== PROVIDED RECORDS ==
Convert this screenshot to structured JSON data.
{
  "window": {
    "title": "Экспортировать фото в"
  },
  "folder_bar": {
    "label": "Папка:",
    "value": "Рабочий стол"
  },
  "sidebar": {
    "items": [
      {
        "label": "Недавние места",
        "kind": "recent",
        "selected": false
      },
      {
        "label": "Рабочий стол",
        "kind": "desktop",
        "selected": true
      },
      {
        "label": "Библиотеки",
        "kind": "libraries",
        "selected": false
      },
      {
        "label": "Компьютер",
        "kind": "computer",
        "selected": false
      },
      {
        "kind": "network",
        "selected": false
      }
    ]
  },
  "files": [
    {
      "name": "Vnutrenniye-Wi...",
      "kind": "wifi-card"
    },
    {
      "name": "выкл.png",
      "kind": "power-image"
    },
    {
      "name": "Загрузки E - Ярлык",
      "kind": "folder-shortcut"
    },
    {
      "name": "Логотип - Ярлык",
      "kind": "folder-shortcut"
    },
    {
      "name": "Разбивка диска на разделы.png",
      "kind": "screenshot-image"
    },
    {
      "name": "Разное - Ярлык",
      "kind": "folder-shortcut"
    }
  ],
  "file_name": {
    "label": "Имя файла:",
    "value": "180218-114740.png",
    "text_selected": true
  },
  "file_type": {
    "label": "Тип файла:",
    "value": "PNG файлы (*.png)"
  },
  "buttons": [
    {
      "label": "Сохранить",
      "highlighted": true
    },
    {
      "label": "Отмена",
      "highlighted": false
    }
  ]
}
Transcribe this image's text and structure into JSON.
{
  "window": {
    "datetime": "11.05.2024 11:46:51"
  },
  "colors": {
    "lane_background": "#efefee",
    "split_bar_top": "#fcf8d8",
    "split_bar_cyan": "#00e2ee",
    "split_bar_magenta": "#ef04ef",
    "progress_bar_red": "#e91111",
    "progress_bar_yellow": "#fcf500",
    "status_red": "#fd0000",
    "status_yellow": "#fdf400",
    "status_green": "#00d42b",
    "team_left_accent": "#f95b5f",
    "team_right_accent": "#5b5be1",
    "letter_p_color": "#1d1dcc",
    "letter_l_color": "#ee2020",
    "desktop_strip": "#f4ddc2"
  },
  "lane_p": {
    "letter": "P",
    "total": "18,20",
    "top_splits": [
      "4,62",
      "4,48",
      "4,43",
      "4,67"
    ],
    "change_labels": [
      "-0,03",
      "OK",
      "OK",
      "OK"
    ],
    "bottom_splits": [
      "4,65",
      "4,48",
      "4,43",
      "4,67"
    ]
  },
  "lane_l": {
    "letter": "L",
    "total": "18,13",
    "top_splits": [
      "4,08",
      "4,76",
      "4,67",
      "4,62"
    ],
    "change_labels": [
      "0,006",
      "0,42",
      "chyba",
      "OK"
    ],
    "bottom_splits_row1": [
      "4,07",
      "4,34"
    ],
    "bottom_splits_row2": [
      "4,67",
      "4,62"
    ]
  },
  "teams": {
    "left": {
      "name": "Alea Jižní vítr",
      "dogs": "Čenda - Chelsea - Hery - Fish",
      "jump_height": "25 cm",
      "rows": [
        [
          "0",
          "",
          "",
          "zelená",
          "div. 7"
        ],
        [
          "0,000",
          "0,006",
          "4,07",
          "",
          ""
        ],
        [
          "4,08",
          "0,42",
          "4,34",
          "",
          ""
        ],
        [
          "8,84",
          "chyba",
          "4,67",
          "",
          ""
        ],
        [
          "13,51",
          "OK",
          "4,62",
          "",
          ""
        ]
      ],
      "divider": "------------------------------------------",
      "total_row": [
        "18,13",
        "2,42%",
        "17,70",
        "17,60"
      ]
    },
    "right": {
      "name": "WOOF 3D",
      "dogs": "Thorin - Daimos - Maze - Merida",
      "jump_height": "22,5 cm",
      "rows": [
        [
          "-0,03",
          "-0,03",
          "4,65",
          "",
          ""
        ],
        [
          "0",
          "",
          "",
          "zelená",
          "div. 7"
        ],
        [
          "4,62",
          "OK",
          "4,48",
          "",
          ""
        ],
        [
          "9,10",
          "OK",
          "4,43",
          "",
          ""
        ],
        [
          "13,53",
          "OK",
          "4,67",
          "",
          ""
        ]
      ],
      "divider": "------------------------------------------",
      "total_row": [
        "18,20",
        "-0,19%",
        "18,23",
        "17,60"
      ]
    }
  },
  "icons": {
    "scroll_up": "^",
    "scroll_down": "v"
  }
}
===
Write the listing out again, exactly as it reads.

Convert this screenshot to structured JSON data.
{
  "window": {
    "title": "Экспортировать фото в"
  },
  "folder_bar": {
    "label": "Папка:",
    "value": "Рабочий стол"
  },
  "sidebar": {
    "items": [
      {
        "label": "Недавние места",
        "kind": "recent",
        "selected": false
      },
      {
        "label": "Рабочий стол",
        "kind": "desktop",
        "selected": true
      },
      {
        "label": "Библиотеки",
        "kind": "libraries",
        "selected": false
      },
      {
        "label": "Компьютер",
        "kind": "computer",
        "selected": false
      },
      {
        "kind": "network",
        "selected": false
      }
    ]
  },
  "files": [
    {
      "name": "Vnutrenniye-Wi...",
      "kind": "wifi-card"
    },
    {
      "name": "выкл.png",
      "kind": "power-image"
    },
    {
      "name": "Загрузки E - Ярлык",
      "kind": "folder-shortcut"
    },
    {
      "name": "Логотип - Ярлык",
      "kind": "folder-shortcut"
    },
    {
      "name": "Разбивка диска на разделы.png",
      "kind": "screenshot-image"
    },
    {
      "name": "Разное - Ярлык",
      "kind": "folder-shortcut"
    }
  ],
  "file_name": {
    "label": "Имя файла:",
    "value": "180218-114740.png",
    "text_selected": true
  },
  "file_type": {
    "label": "Тип файла:",
    "value": "PNG файлы (*.png)"
  },
  "buttons": [
    {
      "label": "Сохранить",
      "highlighted": true
    },
    {
      "label": "Отмена",
      "highlighted": false
    }
  ]
}
Transcribe this image's text and structure into JSON.
{
  "window": {
    "datetime": "11.05.2024 11:46:51"
  },
  "colors": {
    "lane_background": "#efefee",
    "split_bar_top": "#fcf8d8",
    "split_bar_cyan": "#00e2ee",
    "split_bar_magenta": "#ef04ef",
    "progress_bar_red": "#e91111",
    "progress_bar_yellow": "#fcf500",
    "status_red": "#fd0000",
    "status_yellow": "#fdf400",
    "status_green": "#00d42b",
    "team_left_accent": "#f95b5f",
    "team_right_accent": "#5b5be1",
    "letter_p_color": "#1d1dcc",
    "letter_l_color": "#ee2020",
    "desktop_strip": "#f4ddc2"
  },
  "lane_p": {
    "letter": "P",
    "total": "18,20",
    "top_splits": [
      "4,62",
      "4,48",
      "4,43",
      "4,67"
    ],
    "change_labels": [
      "-0,03",
      "OK",
      "OK",
      "OK"
    ],
    "bottom_splits": [
      "4,65",
      "4,48",
      "4,43",
      "4,67"
    ]
  },
  "lane_l": {
    "letter": "L",
    "total": "18,13",
    "top_splits": [
      "4,08",
      "4,76",
      "4,67",
      "4,62"
    ],
    "change_labels": [
      "0,006",
      "0,42",
      "chyba",
      "OK"
    ],
    "bottom_splits_row1": [
      "4,07",
      "4,34"
    ],
    "bottom_splits_row2": [
      "4,67",
      "4,62"
    ]
  },
  "teams": {
    "left": {
      "name": "Alea Jižní vítr",
      "dogs": "Čenda - Chelsea - Hery - Fish",
      "jump_height": "25 cm",
      "rows": [
        [
          "0",
          "",
          "",
          "zelená",
          "div. 7"
        ],
        [
          "0,000",
          "0,006",
          "4,07",
          "",
          ""
        ],
        [
          "4,08",
          "0,42",
          "4,34",
          "",
          ""
        ],
        [
          "8,84",
          "chyba",
          "4,67",
          "",
          ""
        ],
        [
          "13,51",
          "OK",
          "4,62",
          "",
          ""
        ]
      ],
      "divider": "------------------------------------------",
      "total_row": [
        "18,13",
        "2,42%",
        "17,70",
        "17,60"
      ]
    },
    "right": {
      "name": "WOOF 3D",
      "dogs": "Thorin - Daimos - Maze - Merida",
      "jump_height": "22,5 cm",
      "rows": [
        [
          "-0,03",
          "-0,03",
          "4,65",
          "",
          ""
        ],
        [
          "0",
          "",
          "",
          "zelená",
          "div. 7"
        ],
        [
          "4,62",
          "OK",
          "4,48",
          "",
          ""
        ],
        [
          "9,10",
          "OK",
          "4,43",
          "",
          ""
        ],
        [
          "13,53",
          "OK",
          "4,67",
          "",
          ""
        ]
      ],
      "divider": "------------------------------------------",
      "total_row": [
        "18,20",
        "-0,19%",
        "18,23",
        "17,60"
      ]
    }
  },
  "icons": {
    "scroll_up": "^",
    "scroll_down": "v"
  }
}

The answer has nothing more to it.